## Exercise description
Go through the lines below and copy each one that holds the string "category".

==== Data for the task ====

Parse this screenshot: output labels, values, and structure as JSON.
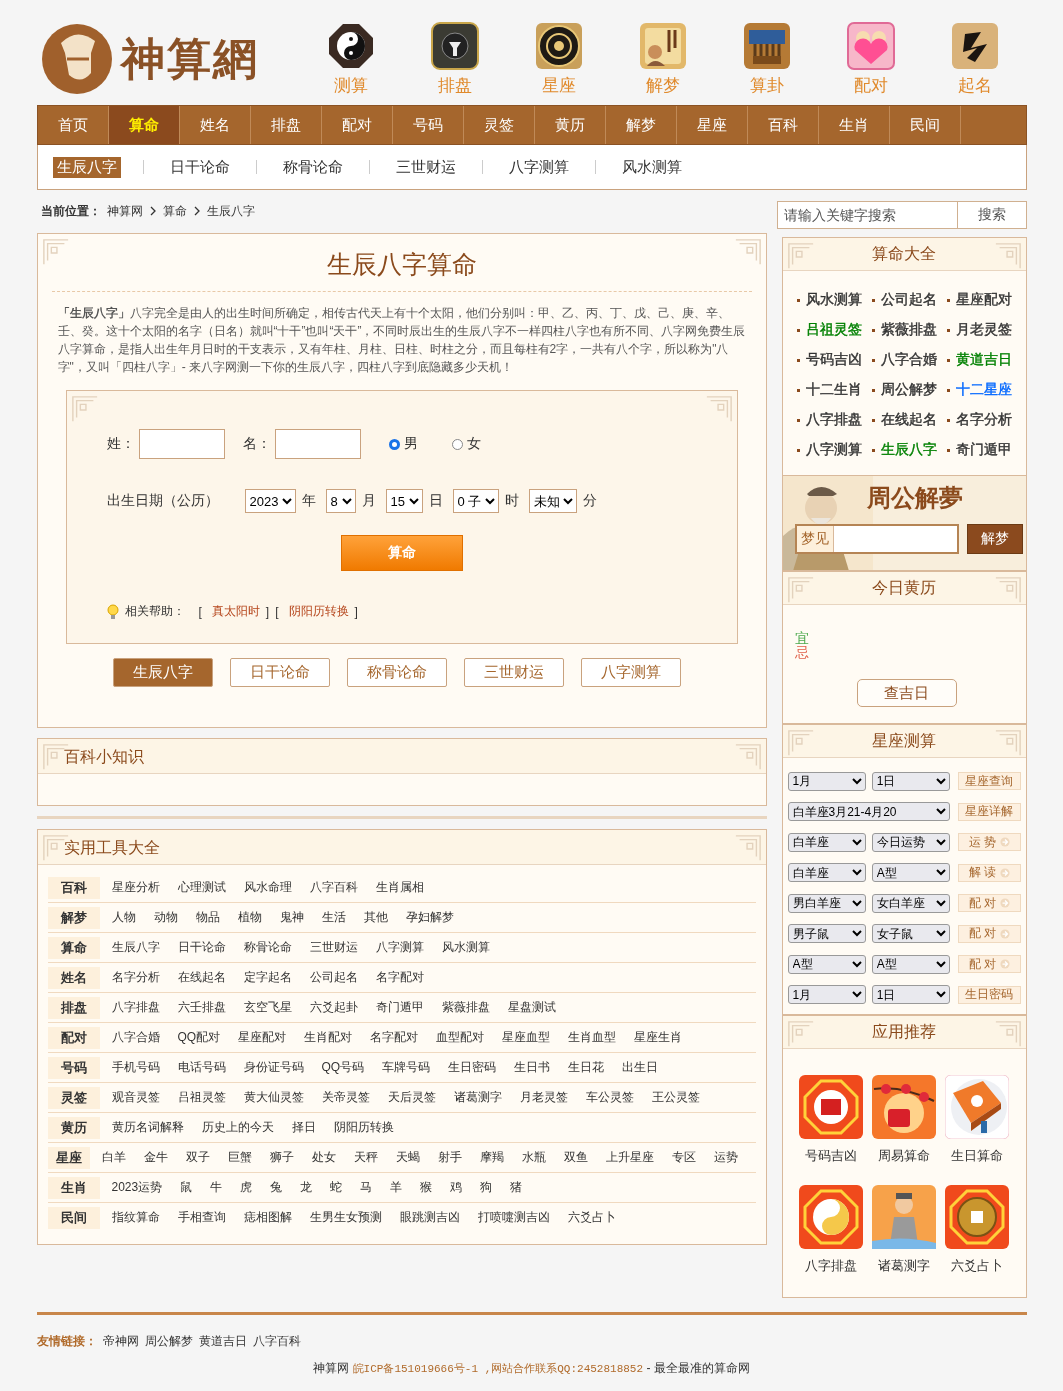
{
  "logo": {
    "text": "神算網"
  },
  "feature_icons": [
    {
      "label": "测算",
      "kind": "yinyang"
    },
    {
      "label": "排盘",
      "kind": "plate"
    },
    {
      "label": "星座",
      "kind": "wheel"
    },
    {
      "label": "解梦",
      "kind": "scroll"
    },
    {
      "label": "算卦",
      "kind": "sticks"
    },
    {
      "label": "配对",
      "kind": "heart"
    },
    {
      "label": "起名",
      "kind": "brush"
    }
  ],
  "nav": [
    {
      "label": "首页",
      "selected": false
    },
    {
      "label": "算命",
      "selected": true
    },
    {
      "label": "姓名",
      "selected": false
    },
    {
      "label": "排盘",
      "selected": false
    },
    {
      "label": "配对",
      "selected": false
    },
    {
      "label": "号码",
      "selected": false
    },
    {
      "label": "灵签",
      "selected": false
    },
    {
      "label": "黄历",
      "selected": false
    },
    {
      "label": "解梦",
      "selected": false
    },
    {
      "label": "星座",
      "selected": false
    },
    {
      "label": "百科",
      "selected": false
    },
    {
      "label": "生肖",
      "selected": false
    },
    {
      "label": "民间",
      "selected": false
    }
  ],
  "subnav": [
    {
      "label": "生辰八字",
      "selected": true
    },
    {
      "label": "日干论命",
      "selected": false
    },
    {
      "label": "称骨论命",
      "selected": false
    },
    {
      "label": "三世财运",
      "selected": false
    },
    {
      "label": "八字测算",
      "selected": false
    },
    {
      "label": "风水测算",
      "selected": false
    }
  ],
  "breadcrumb": {
    "label": "当前位置：",
    "items": [
      "神算网",
      "算命",
      "生辰八字"
    ]
  },
  "search": {
    "placeholder": "请输入关键字搜索",
    "button": "搜索"
  },
  "main": {
    "title": "生辰八字算命",
    "description": "**「生辰八字」**八字完全是由人的出生时间所确定，相传古代天上有十个太阳，他们分别叫：甲、乙、丙、丁、戊、己、庚、辛、壬、癸。这十个太阳的名字（日名）就叫“十干”也叫“天干”，不同时辰出生的生辰八字不一样四柱八字也有所不同、八字网免费生辰八字算命，是指人出生年月日时的干支表示，又有年柱、月柱、日柱、时柱之分，而且每柱有2字，一共有八个字，所以称为\"八字\"，又叫「四柱八字」- 来八字网测一下你的生辰八字，四柱八字到底隐藏多少天机！"
  },
  "form": {
    "surname_label": "姓：",
    "name_label": "名：",
    "genders": [
      {
        "label": "男",
        "selected": true
      },
      {
        "label": "女",
        "selected": false
      }
    ],
    "date_label": "出生日期（公历）",
    "selects": [
      {
        "value": "2023",
        "unit": "年"
      },
      {
        "value": "8",
        "unit": "月"
      },
      {
        "value": "15",
        "unit": "日"
      },
      {
        "value": "0 子",
        "unit": "时"
      },
      {
        "value": "未知",
        "unit": "分"
      }
    ],
    "submit": "算命",
    "help_label": "相关帮助：",
    "help_links": [
      {
        "open": "[",
        "label": "真太阳时",
        "close": "]"
      },
      {
        "open": "[",
        "label": "阴阳历转换",
        "close": "]"
      }
    ]
  },
  "tabs": [
    {
      "label": "生辰八字",
      "selected": true
    },
    {
      "label": "日干论命",
      "selected": false
    },
    {
      "label": "称骨论命",
      "selected": false
    },
    {
      "label": "三世财运",
      "selected": false
    },
    {
      "label": "八字测算",
      "selected": false
    }
  ],
  "knowledge": {
    "title": "百科小知识"
  },
  "tools": {
    "title": "实用工具大全",
    "rows": [
      {
        "category": "百科",
        "links": [
          "星座分析",
          "心理测试",
          "风水命理",
          "八字百科",
          "生肖属相"
        ]
      },
      {
        "category": "解梦",
        "links": [
          "人物",
          "动物",
          "物品",
          "植物",
          "鬼神",
          "生活",
          "其他",
          "孕妇解梦"
        ]
      },
      {
        "category": "算命",
        "links": [
          "生辰八字",
          "日干论命",
          "称骨论命",
          "三世财运",
          "八字测算",
          "风水测算"
        ]
      },
      {
        "category": "姓名",
        "links": [
          "名字分析",
          "在线起名",
          "定字起名",
          "公司起名",
          "名字配对"
        ]
      },
      {
        "category": "排盘",
        "links": [
          "八字排盘",
          "六壬排盘",
          "玄空飞星",
          "六爻起卦",
          "奇门遁甲",
          "紫薇排盘",
          "星盘测试"
        ]
      },
      {
        "category": "配对",
        "links": [
          "八字合婚",
          "QQ配对",
          "星座配对",
          "生肖配对",
          "名字配对",
          "血型配对",
          "星座血型",
          "生肖血型",
          "星座生肖"
        ]
      },
      {
        "category": "号码",
        "links": [
          "手机号码",
          "电话号码",
          "身份证号码",
          "QQ号码",
          "车牌号码",
          "生日密码",
          "生日书",
          "生日花",
          "出生日"
        ]
      },
      {
        "category": "灵签",
        "links": [
          "观音灵签",
          "吕祖灵签",
          "黄大仙灵签",
          "关帝灵签",
          "天后灵签",
          "诸葛测字",
          "月老灵签",
          "车公灵签",
          "王公灵签"
        ]
      },
      {
        "category": "黄历",
        "links": [
          "黄历名词解释",
          "历史上的今天",
          "择日",
          "阴阳历转换"
        ]
      },
      {
        "category": "星座",
        "links": [
          "白羊",
          "金牛",
          "双子",
          "巨蟹",
          "狮子",
          "处女",
          "天秤",
          "天蝎",
          "射手",
          "摩羯",
          "水瓶",
          "双鱼",
          "上升星座",
          "专区",
          "运势"
        ]
      },
      {
        "category": "生肖",
        "links": [
          "2023运势",
          "鼠",
          "牛",
          "虎",
          "兔",
          "龙",
          "蛇",
          "马",
          "羊",
          "猴",
          "鸡",
          "狗",
          "猪"
        ]
      },
      {
        "category": "民间",
        "links": [
          "指纹算命",
          "手相查询",
          "痣相图解",
          "生男生女预测",
          "眼跳测吉凶",
          "打喷嚏测吉凶",
          "六爻占卜"
        ]
      }
    ]
  },
  "fortune_all": {
    "title": "算命大全",
    "links": [
      {
        "label": "风水测算",
        "color": "#333333"
      },
      {
        "label": "公司起名",
        "color": "#333333"
      },
      {
        "label": "星座配对",
        "color": "#333333"
      },
      {
        "label": "吕祖灵签",
        "color": "#008000"
      },
      {
        "label": "紫薇排盘",
        "color": "#333333"
      },
      {
        "label": "月老灵签",
        "color": "#333333"
      },
      {
        "label": "号码吉凶",
        "color": "#333333"
      },
      {
        "label": "八字合婚",
        "color": "#333333"
      },
      {
        "label": "黄道吉日",
        "color": "#008000"
      },
      {
        "label": "十二生肖",
        "color": "#333333"
      },
      {
        "label": "周公解梦",
        "color": "#333333"
      },
      {
        "label": "十二星座",
        "color": "#0066ff"
      },
      {
        "label": "八字排盘",
        "color": "#333333"
      },
      {
        "label": "在线起名",
        "color": "#333333"
      },
      {
        "label": "名字分析",
        "color": "#333333"
      },
      {
        "label": "八字测算",
        "color": "#333333"
      },
      {
        "label": "生辰八字",
        "color": "#008000"
      },
      {
        "label": "奇门遁甲",
        "color": "#333333"
      }
    ]
  },
  "dream": {
    "title": "周公解夢",
    "prefix": "梦见",
    "button": "解梦"
  },
  "almanac": {
    "title": "今日黄历",
    "marks": [
      "宜",
      "忌"
    ],
    "button": "查吉日"
  },
  "horoscope": {
    "title": "星座测算",
    "rows": [
      {
        "selects": [
          "1月",
          "1日"
        ],
        "button": "星座查询",
        "arrow": false
      },
      {
        "selects": [
          "白羊座3月21-4月20"
        ],
        "button": "星座详解",
        "arrow": false
      },
      {
        "selects": [
          "白羊座",
          "今日运势"
        ],
        "button": "运 势",
        "arrow": true
      },
      {
        "selects": [
          "白羊座",
          "A型"
        ],
        "button": "解 读",
        "arrow": true
      },
      {
        "selects": [
          "男白羊座",
          "女白羊座"
        ],
        "button": "配 对",
        "arrow": true
      },
      {
        "selects": [
          "男子鼠",
          "女子鼠"
        ],
        "button": "配 对",
        "arrow": true
      },
      {
        "selects": [
          "A型",
          "A型"
        ],
        "button": "配 对",
        "arrow": true
      },
      {
        "selects": [
          "1月",
          "1日"
        ],
        "button": "生日密码",
        "arrow": false
      }
    ]
  },
  "apps": {
    "title": "应用推荐",
    "items": [
      {
        "label": "号码吉凶",
        "kind": "seal"
      },
      {
        "label": "周易算命",
        "kind": "blossom"
      },
      {
        "label": "生日算命",
        "kind": "book"
      },
      {
        "label": "八字排盘",
        "kind": "yinyang"
      },
      {
        "label": "诸葛测字",
        "kind": "sage"
      },
      {
        "label": "六爻占卜",
        "kind": "coin"
      }
    ]
  },
  "footer": {
    "links_label": "友情链接：",
    "links": [
      "帝神网",
      "周公解梦",
      "黄道吉日",
      "八字百科"
    ],
    "site": "神算网",
    "icp": "皖ICP备151019666号-1 ,网站合作联系QQ:2452818852",
    "tail": "- 最全最准的算命网"
  }
}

====

## Final result
        "category": "百科",
        "category": "解梦",
        "category": "算命",
        "category": "姓名",
        "category": "排盘",
        "category": "配对",
        "category": "号码",
        "category": "灵签",
        "category": "黄历",
        "category": "星座",
        "category": "生肖",
        "category": "民间",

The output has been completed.